Answer with one number: how many lines hold "only".

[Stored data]
——————
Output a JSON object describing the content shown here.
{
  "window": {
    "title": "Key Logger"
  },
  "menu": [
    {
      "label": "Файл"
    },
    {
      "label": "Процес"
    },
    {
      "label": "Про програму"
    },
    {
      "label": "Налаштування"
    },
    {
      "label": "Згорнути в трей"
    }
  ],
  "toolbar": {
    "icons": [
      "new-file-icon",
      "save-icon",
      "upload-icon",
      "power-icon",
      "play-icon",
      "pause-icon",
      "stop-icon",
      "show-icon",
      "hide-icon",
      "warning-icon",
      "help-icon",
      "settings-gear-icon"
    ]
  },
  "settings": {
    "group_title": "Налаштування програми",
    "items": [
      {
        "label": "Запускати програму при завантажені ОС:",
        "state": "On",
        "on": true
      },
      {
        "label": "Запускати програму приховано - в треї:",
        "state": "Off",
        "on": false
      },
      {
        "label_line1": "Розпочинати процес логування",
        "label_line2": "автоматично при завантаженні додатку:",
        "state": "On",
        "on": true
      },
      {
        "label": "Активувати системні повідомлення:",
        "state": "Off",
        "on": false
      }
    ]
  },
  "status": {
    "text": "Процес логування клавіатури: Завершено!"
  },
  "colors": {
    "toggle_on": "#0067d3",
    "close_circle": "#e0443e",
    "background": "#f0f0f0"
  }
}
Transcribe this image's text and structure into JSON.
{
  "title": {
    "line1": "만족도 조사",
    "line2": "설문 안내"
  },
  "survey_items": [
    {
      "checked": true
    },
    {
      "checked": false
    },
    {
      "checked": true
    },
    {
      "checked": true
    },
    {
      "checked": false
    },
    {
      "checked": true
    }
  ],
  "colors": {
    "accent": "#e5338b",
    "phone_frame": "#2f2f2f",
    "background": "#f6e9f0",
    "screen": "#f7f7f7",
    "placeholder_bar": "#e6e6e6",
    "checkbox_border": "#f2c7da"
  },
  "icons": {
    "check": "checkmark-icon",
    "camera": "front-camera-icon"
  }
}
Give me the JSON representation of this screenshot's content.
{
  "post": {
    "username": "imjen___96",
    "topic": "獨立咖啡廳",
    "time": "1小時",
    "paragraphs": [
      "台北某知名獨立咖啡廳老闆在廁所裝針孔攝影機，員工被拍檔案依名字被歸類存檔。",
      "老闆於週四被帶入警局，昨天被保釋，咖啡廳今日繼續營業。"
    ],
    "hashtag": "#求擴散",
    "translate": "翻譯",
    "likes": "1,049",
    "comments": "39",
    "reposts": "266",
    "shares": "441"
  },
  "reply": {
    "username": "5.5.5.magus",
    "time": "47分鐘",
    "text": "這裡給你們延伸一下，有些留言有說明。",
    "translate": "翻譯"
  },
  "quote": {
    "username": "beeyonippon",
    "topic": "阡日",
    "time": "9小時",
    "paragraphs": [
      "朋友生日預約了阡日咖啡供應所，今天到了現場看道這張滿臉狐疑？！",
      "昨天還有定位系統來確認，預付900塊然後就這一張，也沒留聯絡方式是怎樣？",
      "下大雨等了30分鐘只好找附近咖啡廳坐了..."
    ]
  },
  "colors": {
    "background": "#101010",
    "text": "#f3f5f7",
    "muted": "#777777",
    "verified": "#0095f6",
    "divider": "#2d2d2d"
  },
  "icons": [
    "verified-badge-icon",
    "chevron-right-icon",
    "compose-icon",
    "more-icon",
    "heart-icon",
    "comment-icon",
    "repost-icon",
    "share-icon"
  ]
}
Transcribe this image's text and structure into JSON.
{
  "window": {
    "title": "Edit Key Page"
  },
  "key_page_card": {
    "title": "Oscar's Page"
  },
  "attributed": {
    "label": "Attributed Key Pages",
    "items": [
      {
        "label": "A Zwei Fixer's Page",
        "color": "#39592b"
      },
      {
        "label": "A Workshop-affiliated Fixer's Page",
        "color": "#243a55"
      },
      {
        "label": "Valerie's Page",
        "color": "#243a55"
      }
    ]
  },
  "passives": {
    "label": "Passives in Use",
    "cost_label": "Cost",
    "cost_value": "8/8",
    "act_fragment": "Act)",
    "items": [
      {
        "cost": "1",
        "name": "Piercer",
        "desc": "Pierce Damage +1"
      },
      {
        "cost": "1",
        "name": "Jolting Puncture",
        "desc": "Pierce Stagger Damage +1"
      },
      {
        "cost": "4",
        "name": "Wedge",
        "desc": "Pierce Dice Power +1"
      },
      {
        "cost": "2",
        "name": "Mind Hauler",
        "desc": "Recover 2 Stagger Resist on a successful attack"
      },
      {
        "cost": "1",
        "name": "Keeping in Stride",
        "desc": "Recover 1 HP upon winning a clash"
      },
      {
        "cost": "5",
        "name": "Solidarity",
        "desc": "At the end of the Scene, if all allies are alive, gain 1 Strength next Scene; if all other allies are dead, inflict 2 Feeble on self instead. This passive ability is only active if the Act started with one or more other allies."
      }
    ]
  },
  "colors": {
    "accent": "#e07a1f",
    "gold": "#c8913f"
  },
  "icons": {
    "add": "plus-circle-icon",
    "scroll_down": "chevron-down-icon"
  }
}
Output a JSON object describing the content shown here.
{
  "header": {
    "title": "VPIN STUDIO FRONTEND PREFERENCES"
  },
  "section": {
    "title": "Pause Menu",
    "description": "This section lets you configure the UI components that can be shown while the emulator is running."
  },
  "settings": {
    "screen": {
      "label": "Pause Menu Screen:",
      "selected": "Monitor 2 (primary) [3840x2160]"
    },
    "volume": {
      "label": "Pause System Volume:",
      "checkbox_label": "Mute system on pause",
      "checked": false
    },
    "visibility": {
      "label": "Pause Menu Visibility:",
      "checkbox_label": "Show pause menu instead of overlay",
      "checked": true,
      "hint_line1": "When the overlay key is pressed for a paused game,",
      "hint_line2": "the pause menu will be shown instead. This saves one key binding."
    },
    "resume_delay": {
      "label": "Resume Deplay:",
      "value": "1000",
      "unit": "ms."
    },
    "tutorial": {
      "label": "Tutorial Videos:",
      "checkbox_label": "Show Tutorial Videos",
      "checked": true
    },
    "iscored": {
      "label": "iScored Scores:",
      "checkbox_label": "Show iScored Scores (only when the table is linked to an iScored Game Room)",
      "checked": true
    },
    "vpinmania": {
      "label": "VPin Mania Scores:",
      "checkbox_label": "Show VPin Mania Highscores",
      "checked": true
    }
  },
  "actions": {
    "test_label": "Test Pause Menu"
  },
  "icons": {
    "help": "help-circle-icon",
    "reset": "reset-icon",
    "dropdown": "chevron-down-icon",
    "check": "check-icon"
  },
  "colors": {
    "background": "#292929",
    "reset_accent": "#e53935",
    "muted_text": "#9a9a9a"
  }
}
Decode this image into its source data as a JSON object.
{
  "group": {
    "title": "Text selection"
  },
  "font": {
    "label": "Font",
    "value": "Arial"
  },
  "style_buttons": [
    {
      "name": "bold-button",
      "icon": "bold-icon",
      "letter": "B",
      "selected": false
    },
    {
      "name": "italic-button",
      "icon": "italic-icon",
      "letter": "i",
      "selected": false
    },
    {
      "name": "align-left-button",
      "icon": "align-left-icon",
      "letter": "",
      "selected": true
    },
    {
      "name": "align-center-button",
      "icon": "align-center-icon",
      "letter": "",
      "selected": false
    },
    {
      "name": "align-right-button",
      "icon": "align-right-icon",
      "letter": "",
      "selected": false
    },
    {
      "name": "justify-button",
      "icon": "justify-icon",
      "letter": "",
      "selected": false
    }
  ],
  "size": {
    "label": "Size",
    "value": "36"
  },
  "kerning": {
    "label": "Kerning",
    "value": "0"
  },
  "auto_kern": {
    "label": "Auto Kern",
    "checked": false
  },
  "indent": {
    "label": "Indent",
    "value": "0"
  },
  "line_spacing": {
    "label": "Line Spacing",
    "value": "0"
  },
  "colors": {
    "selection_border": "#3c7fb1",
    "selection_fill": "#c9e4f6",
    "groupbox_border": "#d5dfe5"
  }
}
——————
Solution to this exercise:
2